■ EXTRACT PROVIDED:
————

Benh Zeitlin for "Beasts of the Southern Wild"
The
Best Picture (and other) races were tightly contested among a
handful of top contenders, and the wealth was ultimately very
spread out and evenly distributed. The predictable mix of the
nine Best Picture nominees vying for victory included a wide
range of both traditional studio films and smaller arthouse independent
films. By the time of the awards in late February 2013, six nominees
had grossed over $100 million - a first in Oscar history. Only Zero
Dark Thirty, Beasts of the Southern Wild, and Amour did
not reach the mark.
The highly-solid and highest-grossing revenue nominee
with the greatest number of nominations, the early front-runner Lincoln,
was bested by Argo for Best Picture - a surprise win.
Usually, Best Picture winners also have their directors nominated
as well. Ben Affleck was one of a few obviously-snubbed Best
Picture-nominated directors, including un-nominated Kathryn Bigelow
for Zero Dark Thirty. (Some claimed that industry sexism
in the director's branch of the Academy remained intact.) A possible
sympathy vote and backlash in support of Affleck may have had
some impact and possibly accounted for his win for Argo.
[Note: The last film to win Best Picture without a director
nomination was Bruce Beresford's Driving Miss Daisy (1989),
and the previous victors before that were Wings (1927/28) and Grand
Hotel (1931/32).]
Director Ben Affleck's and Warner Bros.' film Argo garnered
7 nominations and only 3 wins, including Best Adapted Screenplay
by Chris Terrio, Best Film Editing, and Best Picture. At the
time of the awards, Argo was only the fourth highest-grossing
(domestic) film among the Best Picture nominees. It was a conventional
true story-based thriller about CIA agents in the Middle East
in the 1970s teaming up with filmmakers to create a fake movie
production to help free embassy workers (during the Iran hostage
crisis). Its tagline was: "THE MOVIE WAS FAKE. THE MISSION WAS
REAL." CIA operative Tony Mendez devised the scheme to rescue
the US diplomats who escaped from the American Embassy when it
was stormed by Islamic revolutionaries in 1979, but were trapped
in the home of the Canadian ambassador in Tehran.

————

(Data extracted from a collection)
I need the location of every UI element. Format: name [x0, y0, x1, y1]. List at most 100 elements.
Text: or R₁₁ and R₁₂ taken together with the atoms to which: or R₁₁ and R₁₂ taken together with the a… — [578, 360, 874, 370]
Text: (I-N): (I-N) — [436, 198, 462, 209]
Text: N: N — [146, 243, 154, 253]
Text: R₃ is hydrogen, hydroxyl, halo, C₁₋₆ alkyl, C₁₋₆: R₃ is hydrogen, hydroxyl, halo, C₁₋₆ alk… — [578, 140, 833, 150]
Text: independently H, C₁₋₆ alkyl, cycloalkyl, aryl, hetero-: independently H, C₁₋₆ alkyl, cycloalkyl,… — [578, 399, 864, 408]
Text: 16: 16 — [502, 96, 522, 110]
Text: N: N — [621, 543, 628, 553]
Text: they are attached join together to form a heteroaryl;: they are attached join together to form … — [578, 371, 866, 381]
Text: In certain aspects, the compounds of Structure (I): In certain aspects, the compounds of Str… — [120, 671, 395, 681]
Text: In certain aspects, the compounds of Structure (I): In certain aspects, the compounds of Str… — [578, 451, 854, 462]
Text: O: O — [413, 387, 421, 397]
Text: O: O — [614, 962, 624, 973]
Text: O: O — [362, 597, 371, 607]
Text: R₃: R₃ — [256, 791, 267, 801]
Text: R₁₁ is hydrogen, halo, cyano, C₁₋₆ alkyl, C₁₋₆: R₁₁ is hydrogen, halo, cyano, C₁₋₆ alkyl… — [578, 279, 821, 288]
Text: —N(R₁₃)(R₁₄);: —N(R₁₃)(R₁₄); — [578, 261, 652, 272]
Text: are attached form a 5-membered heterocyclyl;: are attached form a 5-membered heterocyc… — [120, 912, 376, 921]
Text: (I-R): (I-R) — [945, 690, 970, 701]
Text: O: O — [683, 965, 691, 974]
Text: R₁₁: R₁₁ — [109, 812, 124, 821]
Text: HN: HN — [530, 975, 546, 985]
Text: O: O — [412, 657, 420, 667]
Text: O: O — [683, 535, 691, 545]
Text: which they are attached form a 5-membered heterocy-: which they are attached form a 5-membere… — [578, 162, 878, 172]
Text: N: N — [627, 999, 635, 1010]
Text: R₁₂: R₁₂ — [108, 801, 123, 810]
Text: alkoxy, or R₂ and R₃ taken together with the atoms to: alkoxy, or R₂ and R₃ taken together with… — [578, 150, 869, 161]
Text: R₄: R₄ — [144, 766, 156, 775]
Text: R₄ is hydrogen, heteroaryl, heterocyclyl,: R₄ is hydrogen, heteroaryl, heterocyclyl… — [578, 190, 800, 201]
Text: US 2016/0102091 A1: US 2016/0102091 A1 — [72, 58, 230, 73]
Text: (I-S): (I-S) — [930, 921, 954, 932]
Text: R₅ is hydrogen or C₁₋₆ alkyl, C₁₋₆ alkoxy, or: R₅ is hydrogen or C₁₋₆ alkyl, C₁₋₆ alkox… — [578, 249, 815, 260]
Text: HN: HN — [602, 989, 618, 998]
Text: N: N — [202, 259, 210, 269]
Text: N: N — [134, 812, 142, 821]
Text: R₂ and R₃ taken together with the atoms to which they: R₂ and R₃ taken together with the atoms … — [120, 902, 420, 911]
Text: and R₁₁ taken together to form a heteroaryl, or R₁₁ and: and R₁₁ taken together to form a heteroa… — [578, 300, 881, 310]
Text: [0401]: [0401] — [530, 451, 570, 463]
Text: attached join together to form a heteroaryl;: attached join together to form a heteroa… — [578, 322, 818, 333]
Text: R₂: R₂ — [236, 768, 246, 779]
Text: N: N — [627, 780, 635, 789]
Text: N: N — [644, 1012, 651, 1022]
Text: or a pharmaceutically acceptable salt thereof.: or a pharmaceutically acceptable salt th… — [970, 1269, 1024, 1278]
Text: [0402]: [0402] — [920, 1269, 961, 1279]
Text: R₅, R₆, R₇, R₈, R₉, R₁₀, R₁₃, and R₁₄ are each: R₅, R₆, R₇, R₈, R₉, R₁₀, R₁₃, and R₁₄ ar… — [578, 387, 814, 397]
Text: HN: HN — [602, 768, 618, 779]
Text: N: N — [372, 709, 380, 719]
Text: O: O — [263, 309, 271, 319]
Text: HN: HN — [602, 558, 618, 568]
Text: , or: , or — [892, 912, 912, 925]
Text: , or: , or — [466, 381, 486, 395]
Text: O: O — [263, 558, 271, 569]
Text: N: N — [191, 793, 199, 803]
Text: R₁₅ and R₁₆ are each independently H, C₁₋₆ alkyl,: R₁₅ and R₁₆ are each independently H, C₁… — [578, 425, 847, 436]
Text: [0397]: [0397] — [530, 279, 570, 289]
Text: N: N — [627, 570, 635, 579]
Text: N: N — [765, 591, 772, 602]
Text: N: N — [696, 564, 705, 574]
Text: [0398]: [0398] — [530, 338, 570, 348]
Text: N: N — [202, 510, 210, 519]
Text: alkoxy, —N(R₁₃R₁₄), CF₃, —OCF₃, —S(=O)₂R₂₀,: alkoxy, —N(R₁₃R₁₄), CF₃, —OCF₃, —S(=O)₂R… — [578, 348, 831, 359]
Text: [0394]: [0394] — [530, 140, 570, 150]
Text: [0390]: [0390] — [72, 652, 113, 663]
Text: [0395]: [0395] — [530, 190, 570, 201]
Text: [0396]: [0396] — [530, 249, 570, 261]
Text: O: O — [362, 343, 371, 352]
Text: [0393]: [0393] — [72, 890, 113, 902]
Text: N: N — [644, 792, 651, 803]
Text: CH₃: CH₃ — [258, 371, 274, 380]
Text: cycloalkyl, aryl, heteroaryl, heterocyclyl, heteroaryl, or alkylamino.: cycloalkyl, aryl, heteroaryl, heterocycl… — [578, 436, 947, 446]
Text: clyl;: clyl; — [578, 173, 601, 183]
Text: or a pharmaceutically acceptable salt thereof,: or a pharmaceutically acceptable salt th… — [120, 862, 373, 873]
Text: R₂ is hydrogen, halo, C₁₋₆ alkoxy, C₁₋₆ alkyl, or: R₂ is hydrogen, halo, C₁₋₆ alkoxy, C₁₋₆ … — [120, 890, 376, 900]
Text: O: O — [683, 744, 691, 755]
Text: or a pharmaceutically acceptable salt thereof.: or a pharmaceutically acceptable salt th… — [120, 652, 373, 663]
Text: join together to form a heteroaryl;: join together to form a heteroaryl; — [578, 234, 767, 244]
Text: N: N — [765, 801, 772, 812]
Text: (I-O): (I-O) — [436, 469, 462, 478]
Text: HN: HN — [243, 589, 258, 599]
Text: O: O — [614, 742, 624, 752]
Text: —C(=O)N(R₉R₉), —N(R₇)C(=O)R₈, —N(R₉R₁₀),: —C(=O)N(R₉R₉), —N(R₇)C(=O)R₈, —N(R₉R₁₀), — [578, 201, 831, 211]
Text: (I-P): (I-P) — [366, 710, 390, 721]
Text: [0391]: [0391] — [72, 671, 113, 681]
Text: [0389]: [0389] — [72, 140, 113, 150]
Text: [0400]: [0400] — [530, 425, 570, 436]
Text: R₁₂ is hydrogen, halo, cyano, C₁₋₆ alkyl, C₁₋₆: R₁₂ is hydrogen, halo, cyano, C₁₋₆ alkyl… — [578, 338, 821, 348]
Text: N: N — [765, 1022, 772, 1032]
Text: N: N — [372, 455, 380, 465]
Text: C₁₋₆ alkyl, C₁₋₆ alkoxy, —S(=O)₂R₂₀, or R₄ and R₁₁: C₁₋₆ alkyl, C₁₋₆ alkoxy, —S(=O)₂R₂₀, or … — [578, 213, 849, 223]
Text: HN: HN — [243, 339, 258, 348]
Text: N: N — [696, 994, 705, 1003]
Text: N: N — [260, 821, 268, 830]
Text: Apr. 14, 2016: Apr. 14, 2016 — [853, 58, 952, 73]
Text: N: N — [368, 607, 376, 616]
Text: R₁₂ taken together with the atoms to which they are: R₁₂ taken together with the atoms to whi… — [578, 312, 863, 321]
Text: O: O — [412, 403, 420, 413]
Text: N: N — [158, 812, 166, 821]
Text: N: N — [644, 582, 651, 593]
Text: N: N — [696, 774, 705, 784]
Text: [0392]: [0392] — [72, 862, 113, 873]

————

■ TASK REQUIREMENTS:
1. Can you write out the part of the passage on the 2013 Oscars that opens with the words containing "Benh Zeitlin for" and closes with "reach the mark."?
2. Which Best Picture nominees does the passage on the 2013 Oscars name as not having grossed over $100 million by the time of the awards?
3. Answer these questions using the passage on the 2013 Oscars:
(a) How many nominations did Argo receive?
(b) Who is credited with Argo's Best Adapted Screenplay?
(c) In what year was the American Embassy stormed by Islamic revolutionaries?

■ ANSWERS:
1.
Benh Zeitlin for "Beasts of the Southern Wild"
The
Best Picture (and other) races were tightly contested among a
handful of top contenders, and the wealth was ultimately very
spread out and evenly distributed. The predictable mix of the
nine Best Picture nominees vying for victory included a wide
range of both traditional studio films and smaller arthouse independent
films. By the time of the awards in late February 2013, six nominees
had grossed over $100 million - a first in Oscar history. Only Zero
Dark Thirty, Beasts of the Southern Wild, and Amour did
not reach the mark.

2.
Zero Dark Thirty
Beasts of the Southern Wild
Amour

3.
(a) 7
(b) Chris Terrio
(c) 1979